Rewrite the data below, changing every "y2-tick-label" to "right-tick-label" and leaving everything else untouched.

BEGIN Listed records

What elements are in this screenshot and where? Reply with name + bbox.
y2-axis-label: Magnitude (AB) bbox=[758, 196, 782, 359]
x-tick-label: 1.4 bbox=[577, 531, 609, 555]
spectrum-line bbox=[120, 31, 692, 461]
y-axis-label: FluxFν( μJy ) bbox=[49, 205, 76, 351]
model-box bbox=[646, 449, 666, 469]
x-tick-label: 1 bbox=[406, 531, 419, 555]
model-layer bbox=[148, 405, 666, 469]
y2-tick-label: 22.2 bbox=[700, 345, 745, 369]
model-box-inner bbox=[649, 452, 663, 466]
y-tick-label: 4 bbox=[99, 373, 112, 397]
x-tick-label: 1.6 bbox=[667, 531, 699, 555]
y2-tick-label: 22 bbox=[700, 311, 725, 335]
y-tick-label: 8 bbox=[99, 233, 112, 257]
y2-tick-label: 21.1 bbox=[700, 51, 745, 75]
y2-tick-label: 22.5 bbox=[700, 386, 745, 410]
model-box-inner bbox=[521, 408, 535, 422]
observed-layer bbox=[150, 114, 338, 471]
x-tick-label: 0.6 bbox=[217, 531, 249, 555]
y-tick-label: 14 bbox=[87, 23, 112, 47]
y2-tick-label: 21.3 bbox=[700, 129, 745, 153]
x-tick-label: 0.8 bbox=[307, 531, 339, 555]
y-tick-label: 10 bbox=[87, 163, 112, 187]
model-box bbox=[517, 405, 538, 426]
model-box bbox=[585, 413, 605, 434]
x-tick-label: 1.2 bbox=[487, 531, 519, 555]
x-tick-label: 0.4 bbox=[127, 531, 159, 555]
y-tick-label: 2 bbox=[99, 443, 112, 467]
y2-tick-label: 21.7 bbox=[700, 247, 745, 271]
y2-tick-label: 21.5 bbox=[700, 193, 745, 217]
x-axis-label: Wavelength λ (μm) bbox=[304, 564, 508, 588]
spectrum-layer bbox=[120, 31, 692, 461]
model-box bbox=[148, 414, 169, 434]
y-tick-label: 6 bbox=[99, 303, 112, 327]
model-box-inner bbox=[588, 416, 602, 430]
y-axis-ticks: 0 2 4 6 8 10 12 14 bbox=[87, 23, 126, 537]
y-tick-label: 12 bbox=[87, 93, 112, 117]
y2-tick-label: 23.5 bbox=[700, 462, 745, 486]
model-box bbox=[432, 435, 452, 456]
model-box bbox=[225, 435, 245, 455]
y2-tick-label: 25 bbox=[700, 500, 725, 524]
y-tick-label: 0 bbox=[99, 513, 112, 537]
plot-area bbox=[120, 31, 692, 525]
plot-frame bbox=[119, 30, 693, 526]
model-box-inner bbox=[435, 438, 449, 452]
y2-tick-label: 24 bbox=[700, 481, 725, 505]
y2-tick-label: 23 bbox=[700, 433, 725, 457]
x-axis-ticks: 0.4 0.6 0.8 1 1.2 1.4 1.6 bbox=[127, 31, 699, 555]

END Listed records

● **Response to the task**:
What elements are in this screenshot and where? Reply with name + bbox.
y2-axis-label: Magnitude (AB) bbox=[758, 196, 782, 359]
x-tick-label: 1.4 bbox=[577, 531, 609, 555]
spectrum-line bbox=[120, 31, 692, 461]
y-axis-label: FluxFν( μJy ) bbox=[49, 205, 76, 351]
model-box bbox=[646, 449, 666, 469]
x-tick-label: 1 bbox=[406, 531, 419, 555]
model-layer bbox=[148, 405, 666, 469]
right-tick-label: 22.2 bbox=[700, 345, 745, 369]
model-box-inner bbox=[649, 452, 663, 466]
y-tick-label: 4 bbox=[99, 373, 112, 397]
x-tick-label: 1.6 bbox=[667, 531, 699, 555]
right-tick-label: 22 bbox=[700, 311, 725, 335]
y-tick-label: 8 bbox=[99, 233, 112, 257]
right-tick-label: 21.1 bbox=[700, 51, 745, 75]
right-tick-label: 22.5 bbox=[700, 386, 745, 410]
model-box-inner bbox=[521, 408, 535, 422]
observed-layer bbox=[150, 114, 338, 471]
x-tick-label: 0.6 bbox=[217, 531, 249, 555]
y-tick-label: 14 bbox=[87, 23, 112, 47]
right-tick-label: 21.3 bbox=[700, 129, 745, 153]
x-tick-label: 0.8 bbox=[307, 531, 339, 555]
y-tick-label: 10 bbox=[87, 163, 112, 187]
model-box bbox=[517, 405, 538, 426]
model-box bbox=[585, 413, 605, 434]
x-tick-label: 1.2 bbox=[487, 531, 519, 555]
x-tick-label: 0.4 bbox=[127, 531, 159, 555]
y-tick-label: 2 bbox=[99, 443, 112, 467]
right-tick-label: 21.7 bbox=[700, 247, 745, 271]
right-tick-label: 21.5 bbox=[700, 193, 745, 217]
x-axis-label: Wavelength λ (μm) bbox=[304, 564, 508, 588]
spectrum-layer bbox=[120, 31, 692, 461]
model-box bbox=[148, 414, 169, 434]
y-tick-label: 6 bbox=[99, 303, 112, 327]
model-box-inner bbox=[588, 416, 602, 430]
y-axis-ticks: 0 2 4 6 8 10 12 14 bbox=[87, 23, 126, 537]
y-tick-label: 12 bbox=[87, 93, 112, 117]
right-tick-label: 23.5 bbox=[700, 462, 745, 486]
model-box bbox=[432, 435, 452, 456]
model-box bbox=[225, 435, 245, 455]
right-tick-label: 25 bbox=[700, 500, 725, 524]
y-tick-label: 0 bbox=[99, 513, 112, 537]
plot-area bbox=[120, 31, 692, 525]
plot-frame bbox=[119, 30, 693, 526]
model-box-inner bbox=[435, 438, 449, 452]
right-tick-label: 24 bbox=[700, 481, 725, 505]
right-tick-label: 23 bbox=[700, 433, 725, 457]
x-axis-ticks: 0.4 0.6 0.8 1 1.2 1.4 1.6 bbox=[127, 31, 699, 555]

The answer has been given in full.